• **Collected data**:
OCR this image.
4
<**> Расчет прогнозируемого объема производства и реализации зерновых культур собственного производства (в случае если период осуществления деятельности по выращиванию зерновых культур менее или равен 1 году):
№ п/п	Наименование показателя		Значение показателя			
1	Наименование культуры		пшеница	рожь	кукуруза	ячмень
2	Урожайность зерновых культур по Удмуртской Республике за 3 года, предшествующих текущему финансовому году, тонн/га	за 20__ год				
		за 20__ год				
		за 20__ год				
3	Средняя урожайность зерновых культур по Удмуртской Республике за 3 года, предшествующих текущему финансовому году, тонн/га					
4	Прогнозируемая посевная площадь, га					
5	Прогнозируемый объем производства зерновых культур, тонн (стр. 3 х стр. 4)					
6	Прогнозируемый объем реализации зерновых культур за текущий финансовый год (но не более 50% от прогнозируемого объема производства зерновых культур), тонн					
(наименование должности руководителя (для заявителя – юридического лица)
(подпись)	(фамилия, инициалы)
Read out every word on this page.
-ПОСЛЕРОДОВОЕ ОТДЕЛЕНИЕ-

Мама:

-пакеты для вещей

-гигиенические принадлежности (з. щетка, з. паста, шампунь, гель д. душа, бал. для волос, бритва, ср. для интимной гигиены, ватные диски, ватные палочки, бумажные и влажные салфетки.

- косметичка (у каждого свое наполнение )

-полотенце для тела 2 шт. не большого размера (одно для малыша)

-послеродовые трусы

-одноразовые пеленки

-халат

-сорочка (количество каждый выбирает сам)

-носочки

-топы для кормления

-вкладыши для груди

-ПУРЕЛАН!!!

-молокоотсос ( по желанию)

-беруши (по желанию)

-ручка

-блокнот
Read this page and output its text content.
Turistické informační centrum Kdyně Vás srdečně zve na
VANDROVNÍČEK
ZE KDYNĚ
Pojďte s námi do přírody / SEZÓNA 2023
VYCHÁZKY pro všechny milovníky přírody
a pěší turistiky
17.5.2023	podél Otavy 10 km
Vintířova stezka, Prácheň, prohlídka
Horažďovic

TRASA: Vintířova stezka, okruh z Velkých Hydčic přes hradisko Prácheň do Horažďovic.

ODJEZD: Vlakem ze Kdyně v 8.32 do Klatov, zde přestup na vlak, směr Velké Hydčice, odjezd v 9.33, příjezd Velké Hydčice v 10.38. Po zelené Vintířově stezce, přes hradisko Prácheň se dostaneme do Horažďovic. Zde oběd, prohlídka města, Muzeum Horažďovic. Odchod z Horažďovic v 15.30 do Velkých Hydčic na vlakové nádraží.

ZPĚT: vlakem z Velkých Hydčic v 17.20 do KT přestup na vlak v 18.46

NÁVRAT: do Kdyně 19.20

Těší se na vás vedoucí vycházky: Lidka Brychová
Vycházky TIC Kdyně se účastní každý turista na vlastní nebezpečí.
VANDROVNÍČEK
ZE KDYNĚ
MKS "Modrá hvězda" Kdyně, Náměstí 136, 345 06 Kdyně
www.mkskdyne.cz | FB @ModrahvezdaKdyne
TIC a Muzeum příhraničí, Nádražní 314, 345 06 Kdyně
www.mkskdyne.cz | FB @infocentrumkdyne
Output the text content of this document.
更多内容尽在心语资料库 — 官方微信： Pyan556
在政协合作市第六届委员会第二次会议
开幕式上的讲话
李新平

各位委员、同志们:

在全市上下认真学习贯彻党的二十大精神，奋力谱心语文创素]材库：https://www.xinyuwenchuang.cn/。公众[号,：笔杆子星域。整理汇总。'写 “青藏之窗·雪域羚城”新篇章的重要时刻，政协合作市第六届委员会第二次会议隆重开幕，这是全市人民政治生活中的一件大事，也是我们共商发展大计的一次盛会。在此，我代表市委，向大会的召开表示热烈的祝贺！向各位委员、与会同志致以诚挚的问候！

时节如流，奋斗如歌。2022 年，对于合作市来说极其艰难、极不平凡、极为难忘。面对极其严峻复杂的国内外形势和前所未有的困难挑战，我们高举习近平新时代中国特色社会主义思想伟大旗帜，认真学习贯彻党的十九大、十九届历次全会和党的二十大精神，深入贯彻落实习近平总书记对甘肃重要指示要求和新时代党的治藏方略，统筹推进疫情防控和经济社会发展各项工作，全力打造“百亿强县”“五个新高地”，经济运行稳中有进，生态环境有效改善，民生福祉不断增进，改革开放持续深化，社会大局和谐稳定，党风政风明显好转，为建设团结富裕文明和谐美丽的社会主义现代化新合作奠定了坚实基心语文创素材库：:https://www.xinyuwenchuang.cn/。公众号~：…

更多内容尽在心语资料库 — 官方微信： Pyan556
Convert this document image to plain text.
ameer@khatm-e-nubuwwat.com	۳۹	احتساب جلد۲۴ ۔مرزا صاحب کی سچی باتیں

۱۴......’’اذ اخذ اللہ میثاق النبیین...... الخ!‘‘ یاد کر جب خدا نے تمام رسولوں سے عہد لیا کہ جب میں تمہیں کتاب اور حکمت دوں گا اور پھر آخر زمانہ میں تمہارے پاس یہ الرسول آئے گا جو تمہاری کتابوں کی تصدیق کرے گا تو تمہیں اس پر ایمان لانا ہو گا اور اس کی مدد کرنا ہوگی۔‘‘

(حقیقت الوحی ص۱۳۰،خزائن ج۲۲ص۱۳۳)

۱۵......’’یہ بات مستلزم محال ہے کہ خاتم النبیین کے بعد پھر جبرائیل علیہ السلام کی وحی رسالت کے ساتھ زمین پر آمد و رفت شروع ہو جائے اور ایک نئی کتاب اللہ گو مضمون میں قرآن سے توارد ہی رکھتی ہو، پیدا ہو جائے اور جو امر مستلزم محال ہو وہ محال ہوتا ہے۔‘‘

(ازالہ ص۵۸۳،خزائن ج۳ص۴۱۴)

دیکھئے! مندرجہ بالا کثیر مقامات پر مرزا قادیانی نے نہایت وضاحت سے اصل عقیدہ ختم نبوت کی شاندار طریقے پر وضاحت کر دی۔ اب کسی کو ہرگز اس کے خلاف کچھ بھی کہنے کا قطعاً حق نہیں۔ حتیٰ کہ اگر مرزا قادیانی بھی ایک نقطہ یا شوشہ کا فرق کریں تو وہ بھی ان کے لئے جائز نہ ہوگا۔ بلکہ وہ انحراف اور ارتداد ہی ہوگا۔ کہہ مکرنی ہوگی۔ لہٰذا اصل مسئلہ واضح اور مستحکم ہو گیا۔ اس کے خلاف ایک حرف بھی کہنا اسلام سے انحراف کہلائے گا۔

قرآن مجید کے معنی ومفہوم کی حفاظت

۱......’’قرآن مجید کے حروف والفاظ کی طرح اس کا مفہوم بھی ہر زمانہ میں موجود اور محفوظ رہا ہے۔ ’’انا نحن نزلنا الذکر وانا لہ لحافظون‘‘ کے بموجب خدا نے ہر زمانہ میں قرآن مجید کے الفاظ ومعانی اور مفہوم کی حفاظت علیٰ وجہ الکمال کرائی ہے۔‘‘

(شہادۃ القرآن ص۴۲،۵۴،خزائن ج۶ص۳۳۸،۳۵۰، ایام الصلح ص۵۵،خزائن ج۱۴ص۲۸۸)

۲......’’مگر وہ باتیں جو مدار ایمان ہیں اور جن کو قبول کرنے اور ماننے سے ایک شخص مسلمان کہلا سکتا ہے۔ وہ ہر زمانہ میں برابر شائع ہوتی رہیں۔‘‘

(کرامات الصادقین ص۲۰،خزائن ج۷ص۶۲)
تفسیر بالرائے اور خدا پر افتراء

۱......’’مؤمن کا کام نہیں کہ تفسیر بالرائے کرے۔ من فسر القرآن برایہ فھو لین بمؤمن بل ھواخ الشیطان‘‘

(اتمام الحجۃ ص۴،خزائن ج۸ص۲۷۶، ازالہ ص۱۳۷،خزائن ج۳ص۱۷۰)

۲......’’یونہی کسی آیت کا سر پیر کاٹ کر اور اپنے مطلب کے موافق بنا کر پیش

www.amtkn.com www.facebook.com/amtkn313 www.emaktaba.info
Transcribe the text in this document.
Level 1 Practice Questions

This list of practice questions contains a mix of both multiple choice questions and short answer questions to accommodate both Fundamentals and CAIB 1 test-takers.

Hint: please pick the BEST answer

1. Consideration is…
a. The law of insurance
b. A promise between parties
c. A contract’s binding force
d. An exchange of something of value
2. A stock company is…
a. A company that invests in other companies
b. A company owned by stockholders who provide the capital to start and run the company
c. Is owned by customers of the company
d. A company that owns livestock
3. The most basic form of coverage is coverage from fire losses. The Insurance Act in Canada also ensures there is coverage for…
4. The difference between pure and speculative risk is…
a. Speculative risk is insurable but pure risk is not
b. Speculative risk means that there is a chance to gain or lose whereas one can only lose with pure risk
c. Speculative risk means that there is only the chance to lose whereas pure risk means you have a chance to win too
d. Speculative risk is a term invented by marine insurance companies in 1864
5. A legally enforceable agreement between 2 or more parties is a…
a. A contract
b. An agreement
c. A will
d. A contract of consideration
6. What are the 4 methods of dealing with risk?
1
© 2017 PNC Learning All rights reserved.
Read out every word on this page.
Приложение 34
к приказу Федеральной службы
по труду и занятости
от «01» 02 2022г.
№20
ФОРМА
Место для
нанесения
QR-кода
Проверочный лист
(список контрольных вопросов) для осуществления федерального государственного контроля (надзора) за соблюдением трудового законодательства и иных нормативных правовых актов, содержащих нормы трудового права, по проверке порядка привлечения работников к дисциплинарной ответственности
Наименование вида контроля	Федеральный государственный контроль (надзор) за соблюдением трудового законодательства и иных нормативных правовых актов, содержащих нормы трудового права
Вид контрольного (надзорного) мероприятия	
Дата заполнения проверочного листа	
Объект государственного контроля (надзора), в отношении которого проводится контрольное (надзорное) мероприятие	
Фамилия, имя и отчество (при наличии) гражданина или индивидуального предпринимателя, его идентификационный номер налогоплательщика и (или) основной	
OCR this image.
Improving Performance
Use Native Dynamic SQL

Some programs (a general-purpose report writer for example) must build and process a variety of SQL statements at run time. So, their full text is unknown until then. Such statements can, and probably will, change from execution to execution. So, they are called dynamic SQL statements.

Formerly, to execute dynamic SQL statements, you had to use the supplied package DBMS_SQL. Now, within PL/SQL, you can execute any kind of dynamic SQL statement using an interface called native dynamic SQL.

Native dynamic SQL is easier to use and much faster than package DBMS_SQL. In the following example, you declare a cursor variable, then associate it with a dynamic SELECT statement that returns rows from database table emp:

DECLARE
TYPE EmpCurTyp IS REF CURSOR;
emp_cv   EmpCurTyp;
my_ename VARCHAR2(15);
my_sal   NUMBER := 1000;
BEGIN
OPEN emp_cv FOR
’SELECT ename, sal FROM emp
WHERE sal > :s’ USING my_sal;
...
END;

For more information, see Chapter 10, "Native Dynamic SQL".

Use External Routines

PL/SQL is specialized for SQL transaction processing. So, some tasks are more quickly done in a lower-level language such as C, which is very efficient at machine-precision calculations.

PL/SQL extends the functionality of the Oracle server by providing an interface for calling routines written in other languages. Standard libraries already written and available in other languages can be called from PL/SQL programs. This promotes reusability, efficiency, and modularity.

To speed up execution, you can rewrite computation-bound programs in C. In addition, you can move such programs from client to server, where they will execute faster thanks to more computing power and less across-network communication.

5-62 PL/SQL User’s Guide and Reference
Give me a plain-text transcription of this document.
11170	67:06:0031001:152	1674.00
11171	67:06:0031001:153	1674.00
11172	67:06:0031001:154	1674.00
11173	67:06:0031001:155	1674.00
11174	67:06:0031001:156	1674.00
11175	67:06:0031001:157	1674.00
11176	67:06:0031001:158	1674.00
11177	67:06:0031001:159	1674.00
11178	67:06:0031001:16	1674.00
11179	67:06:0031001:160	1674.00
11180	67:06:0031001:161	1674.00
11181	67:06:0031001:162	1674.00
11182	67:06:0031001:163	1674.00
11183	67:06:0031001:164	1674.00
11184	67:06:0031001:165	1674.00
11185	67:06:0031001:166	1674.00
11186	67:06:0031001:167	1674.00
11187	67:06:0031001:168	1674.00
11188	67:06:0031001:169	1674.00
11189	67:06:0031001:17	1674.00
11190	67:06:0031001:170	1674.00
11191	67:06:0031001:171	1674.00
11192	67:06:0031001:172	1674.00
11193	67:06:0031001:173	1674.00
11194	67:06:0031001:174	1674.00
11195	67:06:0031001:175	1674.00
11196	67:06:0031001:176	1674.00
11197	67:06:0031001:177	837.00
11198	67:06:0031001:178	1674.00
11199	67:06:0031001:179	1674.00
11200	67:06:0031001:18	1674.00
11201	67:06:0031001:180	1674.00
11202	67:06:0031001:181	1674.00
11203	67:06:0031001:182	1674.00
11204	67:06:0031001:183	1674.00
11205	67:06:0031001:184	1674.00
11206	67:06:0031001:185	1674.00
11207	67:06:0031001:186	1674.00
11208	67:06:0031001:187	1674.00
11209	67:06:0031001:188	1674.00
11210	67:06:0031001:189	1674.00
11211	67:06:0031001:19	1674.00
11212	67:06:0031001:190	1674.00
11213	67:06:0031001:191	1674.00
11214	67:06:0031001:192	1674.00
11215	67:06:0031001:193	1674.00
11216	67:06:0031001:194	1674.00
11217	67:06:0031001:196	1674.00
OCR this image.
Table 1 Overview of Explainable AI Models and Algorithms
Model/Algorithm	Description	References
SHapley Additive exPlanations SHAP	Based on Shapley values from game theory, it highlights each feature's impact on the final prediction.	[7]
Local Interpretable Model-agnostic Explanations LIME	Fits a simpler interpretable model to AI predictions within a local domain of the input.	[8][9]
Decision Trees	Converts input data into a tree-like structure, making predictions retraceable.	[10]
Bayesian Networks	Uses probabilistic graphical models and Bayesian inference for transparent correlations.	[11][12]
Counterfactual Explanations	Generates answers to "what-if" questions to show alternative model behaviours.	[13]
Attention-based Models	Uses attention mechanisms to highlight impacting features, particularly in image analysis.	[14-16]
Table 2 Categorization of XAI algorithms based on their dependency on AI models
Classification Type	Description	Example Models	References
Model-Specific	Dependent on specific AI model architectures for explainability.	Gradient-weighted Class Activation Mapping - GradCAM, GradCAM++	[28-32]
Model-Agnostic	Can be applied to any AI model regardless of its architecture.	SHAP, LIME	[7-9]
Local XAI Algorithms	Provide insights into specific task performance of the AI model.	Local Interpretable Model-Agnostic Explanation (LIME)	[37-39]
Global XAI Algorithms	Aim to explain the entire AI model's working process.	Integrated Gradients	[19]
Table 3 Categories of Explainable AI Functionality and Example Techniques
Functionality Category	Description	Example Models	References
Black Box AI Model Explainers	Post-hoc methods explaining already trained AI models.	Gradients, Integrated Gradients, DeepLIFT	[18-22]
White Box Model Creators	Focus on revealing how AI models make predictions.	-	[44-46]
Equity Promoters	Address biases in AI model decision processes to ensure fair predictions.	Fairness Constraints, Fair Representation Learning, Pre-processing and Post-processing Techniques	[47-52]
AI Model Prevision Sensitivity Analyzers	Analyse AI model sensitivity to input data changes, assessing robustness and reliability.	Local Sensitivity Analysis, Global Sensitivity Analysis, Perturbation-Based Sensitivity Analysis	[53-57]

• **Goal**: Scan the data above; copy every line where "only" appears.

• **Task output**:
b. Speculative risk means that there is a chance to gain or lose whereas one can only lose with pure risk
c. Speculative risk means that there is only the chance to lose whereas pure risk means you have a chance to win too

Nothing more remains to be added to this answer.